■ Given instruction
Scan the entries and tally the lines that include the string "此案应如何处理". Reply with the figure alone.

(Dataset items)
***
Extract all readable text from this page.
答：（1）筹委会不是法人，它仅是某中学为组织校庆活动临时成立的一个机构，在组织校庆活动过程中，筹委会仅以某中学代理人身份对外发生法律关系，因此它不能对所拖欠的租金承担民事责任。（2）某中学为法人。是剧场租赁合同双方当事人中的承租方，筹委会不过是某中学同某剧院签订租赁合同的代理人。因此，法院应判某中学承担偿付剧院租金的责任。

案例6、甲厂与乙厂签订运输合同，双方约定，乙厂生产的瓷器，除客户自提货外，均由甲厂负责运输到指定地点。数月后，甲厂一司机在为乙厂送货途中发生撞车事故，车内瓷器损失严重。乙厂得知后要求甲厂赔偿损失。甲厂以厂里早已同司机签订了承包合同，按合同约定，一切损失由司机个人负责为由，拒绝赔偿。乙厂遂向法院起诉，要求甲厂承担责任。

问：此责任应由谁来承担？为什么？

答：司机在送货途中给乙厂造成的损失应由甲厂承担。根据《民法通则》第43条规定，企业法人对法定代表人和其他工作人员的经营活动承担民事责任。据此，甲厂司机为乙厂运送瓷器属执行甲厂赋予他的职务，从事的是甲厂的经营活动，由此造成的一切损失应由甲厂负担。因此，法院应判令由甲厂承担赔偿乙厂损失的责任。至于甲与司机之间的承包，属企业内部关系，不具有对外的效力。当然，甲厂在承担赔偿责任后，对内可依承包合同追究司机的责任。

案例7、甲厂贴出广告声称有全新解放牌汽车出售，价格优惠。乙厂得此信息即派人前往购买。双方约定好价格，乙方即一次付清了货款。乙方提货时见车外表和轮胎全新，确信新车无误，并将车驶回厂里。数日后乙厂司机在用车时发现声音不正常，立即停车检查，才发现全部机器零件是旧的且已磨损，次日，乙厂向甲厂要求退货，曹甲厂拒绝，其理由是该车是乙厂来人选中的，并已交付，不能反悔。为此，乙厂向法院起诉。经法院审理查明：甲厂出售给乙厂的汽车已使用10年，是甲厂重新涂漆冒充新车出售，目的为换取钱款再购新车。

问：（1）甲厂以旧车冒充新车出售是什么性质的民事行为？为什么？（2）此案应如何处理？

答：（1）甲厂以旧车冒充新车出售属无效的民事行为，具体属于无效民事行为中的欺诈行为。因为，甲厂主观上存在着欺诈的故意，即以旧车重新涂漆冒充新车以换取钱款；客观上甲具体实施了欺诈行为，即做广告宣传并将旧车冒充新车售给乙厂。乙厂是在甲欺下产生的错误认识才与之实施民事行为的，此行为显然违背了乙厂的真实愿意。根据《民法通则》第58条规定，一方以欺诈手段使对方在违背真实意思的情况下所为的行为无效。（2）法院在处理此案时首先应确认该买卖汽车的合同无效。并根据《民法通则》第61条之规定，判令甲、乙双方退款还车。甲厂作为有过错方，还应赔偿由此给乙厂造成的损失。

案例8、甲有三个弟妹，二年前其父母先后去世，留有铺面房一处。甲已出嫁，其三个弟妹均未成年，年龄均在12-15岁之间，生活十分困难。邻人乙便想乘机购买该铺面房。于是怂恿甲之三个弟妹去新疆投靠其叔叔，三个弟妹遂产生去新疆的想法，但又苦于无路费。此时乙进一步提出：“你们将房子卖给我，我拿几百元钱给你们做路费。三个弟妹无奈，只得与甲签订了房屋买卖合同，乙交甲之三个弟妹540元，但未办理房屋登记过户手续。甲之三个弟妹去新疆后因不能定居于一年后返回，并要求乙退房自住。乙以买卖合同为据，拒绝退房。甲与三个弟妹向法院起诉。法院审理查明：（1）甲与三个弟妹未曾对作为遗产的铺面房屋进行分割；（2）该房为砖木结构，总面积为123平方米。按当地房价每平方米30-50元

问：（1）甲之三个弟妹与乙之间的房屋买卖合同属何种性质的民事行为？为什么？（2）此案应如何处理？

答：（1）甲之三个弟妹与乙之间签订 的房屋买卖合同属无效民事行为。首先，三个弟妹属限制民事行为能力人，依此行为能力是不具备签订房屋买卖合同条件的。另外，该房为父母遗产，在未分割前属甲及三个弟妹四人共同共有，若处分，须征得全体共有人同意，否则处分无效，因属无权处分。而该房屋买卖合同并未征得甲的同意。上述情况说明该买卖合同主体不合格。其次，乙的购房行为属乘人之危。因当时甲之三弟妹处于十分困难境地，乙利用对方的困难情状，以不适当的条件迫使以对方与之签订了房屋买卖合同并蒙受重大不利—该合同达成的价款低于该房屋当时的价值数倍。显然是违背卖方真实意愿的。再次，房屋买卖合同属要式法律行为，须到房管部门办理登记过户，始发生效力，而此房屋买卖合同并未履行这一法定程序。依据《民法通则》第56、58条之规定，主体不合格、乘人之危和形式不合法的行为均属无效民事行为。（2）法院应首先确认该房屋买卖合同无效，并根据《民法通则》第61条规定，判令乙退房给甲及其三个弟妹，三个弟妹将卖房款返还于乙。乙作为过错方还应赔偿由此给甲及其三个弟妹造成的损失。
***
■ Task solution
2